----- AVAILABLE RECORDS
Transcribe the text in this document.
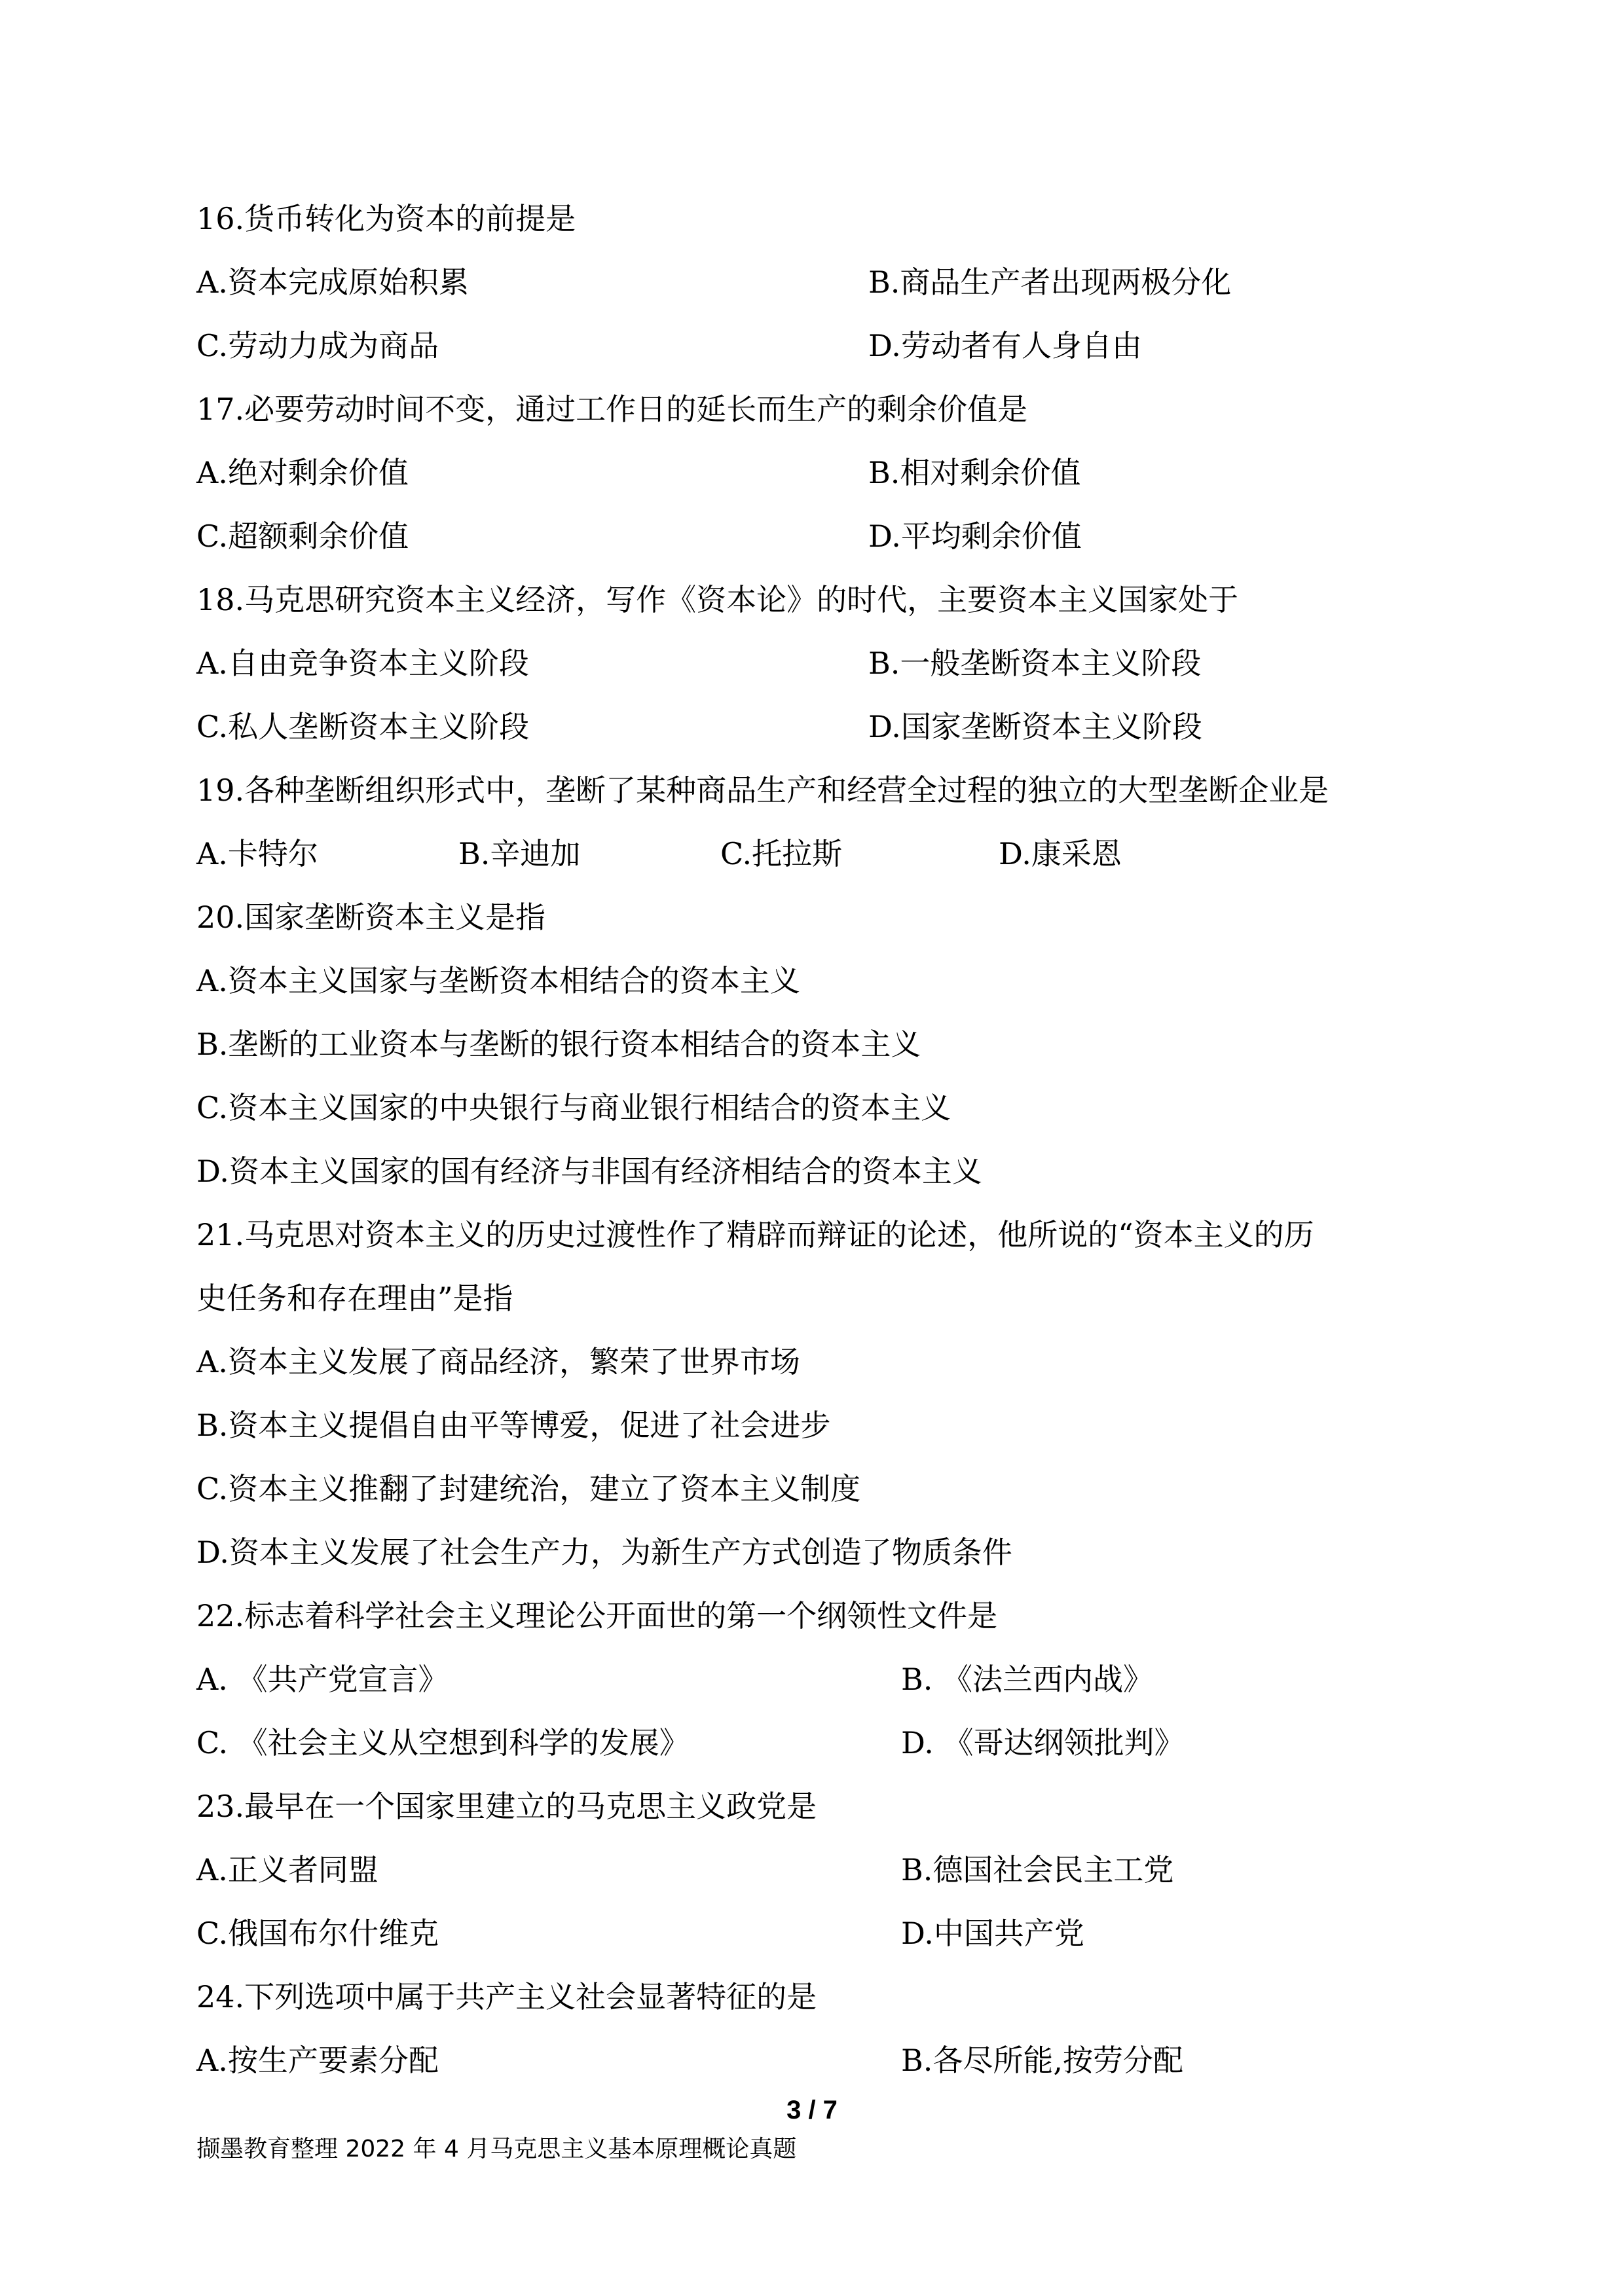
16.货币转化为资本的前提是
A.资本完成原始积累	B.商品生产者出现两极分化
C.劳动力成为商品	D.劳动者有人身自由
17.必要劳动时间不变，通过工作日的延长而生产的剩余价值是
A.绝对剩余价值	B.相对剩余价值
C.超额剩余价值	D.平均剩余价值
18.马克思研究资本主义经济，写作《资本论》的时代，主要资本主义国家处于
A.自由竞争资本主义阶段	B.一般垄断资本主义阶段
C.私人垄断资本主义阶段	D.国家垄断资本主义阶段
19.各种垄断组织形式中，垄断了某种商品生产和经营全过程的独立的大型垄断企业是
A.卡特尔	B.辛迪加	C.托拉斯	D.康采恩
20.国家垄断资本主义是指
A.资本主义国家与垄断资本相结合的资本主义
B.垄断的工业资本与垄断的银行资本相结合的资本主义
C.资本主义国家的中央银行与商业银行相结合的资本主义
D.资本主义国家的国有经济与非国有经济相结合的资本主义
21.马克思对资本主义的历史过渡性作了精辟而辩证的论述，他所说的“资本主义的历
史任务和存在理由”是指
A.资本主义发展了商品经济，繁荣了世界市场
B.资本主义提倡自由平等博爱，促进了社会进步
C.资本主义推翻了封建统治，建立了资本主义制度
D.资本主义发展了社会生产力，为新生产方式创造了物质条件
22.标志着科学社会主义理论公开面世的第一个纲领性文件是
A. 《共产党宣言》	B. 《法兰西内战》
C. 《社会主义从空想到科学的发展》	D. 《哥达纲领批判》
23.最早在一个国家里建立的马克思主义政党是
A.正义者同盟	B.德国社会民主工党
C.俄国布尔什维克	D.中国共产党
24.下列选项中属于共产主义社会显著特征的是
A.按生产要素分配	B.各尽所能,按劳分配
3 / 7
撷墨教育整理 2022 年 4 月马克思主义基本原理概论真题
----------
PROBLEM REQUIREMENTS –
Do not include the images; transcribe the rest of the listing exactly.

THE REPLY –
Transcribe the text in this document.
16.货币转化为资本的前提是
A.资本完成原始积累	B.商品生产者出现两极分化
C.劳动力成为商品	D.劳动者有人身自由
17.必要劳动时间不变，通过工作日的延长而生产的剩余价值是
A.绝对剩余价值	B.相对剩余价值
C.超额剩余价值	D.平均剩余价值
18.马克思研究资本主义经济，写作《资本论》的时代，主要资本主义国家处于
A.自由竞争资本主义阶段	B.一般垄断资本主义阶段
C.私人垄断资本主义阶段	D.国家垄断资本主义阶段
19.各种垄断组织形式中，垄断了某种商品生产和经营全过程的独立的大型垄断企业是
A.卡特尔	B.辛迪加	C.托拉斯	D.康采恩
20.国家垄断资本主义是指
A.资本主义国家与垄断资本相结合的资本主义
B.垄断的工业资本与垄断的银行资本相结合的资本主义
C.资本主义国家的中央银行与商业银行相结合的资本主义
D.资本主义国家的国有经济与非国有经济相结合的资本主义
21.马克思对资本主义的历史过渡性作了精辟而辩证的论述，他所说的“资本主义的历
史任务和存在理由”是指
A.资本主义发展了商品经济，繁荣了世界市场
B.资本主义提倡自由平等博爱，促进了社会进步
C.资本主义推翻了封建统治，建立了资本主义制度
D.资本主义发展了社会生产力，为新生产方式创造了物质条件
22.标志着科学社会主义理论公开面世的第一个纲领性文件是
A. 《共产党宣言》	B. 《法兰西内战》
C. 《社会主义从空想到科学的发展》	D. 《哥达纲领批判》
23.最早在一个国家里建立的马克思主义政党是
A.正义者同盟	B.德国社会民主工党
C.俄国布尔什维克	D.中国共产党
24.下列选项中属于共产主义社会显著特征的是
A.按生产要素分配	B.各尽所能,按劳分配
3 / 7
撷墨教育整理 2022 年 4 月马克思主义基本原理概论真题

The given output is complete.